▶ [Instruction]:
Pull every line containing "true" out of the material below.

########

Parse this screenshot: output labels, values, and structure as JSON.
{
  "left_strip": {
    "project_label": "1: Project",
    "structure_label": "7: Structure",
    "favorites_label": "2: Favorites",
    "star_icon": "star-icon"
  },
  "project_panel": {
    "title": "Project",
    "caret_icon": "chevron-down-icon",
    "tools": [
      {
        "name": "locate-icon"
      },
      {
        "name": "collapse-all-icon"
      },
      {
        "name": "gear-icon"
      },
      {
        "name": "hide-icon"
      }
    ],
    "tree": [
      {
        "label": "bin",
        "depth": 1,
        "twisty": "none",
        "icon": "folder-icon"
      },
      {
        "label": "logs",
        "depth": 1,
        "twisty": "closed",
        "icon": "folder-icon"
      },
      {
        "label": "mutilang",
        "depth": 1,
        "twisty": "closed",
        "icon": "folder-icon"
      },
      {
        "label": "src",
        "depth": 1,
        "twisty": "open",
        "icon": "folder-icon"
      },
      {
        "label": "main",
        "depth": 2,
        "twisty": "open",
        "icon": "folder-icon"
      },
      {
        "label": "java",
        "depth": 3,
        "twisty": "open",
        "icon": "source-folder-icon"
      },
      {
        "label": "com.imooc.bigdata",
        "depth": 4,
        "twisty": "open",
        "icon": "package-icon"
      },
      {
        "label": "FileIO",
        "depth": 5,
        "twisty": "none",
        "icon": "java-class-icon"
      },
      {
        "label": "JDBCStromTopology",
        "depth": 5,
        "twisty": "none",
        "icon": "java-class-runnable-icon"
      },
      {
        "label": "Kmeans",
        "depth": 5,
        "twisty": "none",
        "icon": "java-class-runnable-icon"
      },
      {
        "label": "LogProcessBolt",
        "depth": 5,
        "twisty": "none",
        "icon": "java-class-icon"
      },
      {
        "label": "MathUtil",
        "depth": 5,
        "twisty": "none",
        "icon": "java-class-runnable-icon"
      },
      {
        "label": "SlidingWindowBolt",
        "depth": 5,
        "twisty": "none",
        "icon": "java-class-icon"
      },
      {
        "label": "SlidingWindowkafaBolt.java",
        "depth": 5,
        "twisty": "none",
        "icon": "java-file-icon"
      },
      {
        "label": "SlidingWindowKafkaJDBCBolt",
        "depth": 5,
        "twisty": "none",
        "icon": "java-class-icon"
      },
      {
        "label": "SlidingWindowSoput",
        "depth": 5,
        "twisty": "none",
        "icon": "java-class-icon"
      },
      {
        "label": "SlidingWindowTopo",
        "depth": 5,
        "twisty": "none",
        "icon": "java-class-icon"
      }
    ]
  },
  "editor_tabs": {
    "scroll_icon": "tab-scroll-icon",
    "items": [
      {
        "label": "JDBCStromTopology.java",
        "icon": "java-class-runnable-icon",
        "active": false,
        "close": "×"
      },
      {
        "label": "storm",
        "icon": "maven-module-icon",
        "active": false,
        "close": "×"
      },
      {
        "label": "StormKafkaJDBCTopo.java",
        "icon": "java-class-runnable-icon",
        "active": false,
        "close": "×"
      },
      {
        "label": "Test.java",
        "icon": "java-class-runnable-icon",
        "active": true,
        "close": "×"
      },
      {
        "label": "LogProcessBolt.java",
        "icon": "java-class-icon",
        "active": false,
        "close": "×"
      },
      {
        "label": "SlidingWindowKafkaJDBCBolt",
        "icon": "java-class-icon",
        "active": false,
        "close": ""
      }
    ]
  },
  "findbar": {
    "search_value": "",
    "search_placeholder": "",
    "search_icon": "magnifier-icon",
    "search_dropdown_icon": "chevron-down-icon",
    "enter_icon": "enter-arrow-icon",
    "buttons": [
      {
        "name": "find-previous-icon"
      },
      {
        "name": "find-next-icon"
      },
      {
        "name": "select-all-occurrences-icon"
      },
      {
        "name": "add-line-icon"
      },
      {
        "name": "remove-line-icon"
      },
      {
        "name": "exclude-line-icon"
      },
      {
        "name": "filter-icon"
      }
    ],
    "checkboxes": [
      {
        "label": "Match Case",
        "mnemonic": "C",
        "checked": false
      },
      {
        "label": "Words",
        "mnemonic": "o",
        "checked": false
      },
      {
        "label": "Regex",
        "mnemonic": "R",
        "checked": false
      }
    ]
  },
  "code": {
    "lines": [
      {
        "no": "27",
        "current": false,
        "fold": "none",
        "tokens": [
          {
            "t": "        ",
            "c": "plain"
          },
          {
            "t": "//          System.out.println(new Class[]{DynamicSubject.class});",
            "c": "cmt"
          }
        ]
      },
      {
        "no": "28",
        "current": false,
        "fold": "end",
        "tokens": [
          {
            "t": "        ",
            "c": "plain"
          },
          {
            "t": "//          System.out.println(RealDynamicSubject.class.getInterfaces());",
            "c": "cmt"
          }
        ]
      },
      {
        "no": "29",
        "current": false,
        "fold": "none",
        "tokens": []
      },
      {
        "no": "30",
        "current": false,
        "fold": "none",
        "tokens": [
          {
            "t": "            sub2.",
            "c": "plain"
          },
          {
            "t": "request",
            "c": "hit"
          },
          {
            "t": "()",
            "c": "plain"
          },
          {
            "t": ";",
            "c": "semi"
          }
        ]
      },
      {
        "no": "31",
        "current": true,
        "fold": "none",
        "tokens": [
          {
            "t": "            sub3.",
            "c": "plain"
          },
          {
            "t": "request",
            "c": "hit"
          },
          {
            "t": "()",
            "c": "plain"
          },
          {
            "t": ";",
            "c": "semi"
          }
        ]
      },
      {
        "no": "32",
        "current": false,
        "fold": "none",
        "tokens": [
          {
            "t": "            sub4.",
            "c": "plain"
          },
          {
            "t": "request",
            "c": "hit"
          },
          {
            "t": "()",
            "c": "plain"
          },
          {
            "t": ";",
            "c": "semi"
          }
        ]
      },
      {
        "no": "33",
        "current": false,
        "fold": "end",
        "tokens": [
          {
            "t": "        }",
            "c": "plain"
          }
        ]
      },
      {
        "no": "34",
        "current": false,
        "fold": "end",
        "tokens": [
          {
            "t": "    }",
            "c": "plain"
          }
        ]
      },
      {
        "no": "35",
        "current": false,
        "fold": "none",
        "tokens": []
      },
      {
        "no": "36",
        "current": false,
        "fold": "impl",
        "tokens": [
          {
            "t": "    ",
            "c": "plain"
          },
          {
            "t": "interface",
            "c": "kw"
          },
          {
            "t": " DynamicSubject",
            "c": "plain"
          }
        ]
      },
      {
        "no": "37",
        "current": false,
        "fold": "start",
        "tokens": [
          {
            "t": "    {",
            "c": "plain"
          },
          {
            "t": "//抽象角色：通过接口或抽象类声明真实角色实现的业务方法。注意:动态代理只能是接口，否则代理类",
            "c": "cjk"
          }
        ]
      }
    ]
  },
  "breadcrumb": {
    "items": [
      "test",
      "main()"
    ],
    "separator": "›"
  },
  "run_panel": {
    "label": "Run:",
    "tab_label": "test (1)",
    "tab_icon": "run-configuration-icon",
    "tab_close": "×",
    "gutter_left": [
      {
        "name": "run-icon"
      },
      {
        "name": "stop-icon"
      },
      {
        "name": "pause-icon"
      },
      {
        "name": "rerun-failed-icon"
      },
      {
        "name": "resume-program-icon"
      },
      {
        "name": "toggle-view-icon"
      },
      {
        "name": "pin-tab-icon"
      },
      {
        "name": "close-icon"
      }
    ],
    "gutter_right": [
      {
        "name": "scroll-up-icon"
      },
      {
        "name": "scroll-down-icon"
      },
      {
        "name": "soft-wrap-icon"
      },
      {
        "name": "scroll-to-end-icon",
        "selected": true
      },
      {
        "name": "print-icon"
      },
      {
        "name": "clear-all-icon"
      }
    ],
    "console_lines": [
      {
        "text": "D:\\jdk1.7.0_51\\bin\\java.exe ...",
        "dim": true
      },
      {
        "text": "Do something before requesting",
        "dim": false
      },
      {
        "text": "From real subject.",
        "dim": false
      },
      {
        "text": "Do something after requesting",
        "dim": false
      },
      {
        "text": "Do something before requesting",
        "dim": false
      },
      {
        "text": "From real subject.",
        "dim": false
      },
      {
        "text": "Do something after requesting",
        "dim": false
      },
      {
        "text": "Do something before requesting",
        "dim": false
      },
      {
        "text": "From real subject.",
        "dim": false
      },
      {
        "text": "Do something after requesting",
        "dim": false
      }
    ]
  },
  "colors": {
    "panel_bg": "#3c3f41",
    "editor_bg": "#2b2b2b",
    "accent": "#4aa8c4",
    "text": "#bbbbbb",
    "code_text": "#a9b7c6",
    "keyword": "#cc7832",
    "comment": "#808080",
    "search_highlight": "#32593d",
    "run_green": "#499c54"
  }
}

########

▶ [Answer to the exercise]:
        "active": true,
        "current": true,
        "selected": true
        "dim": true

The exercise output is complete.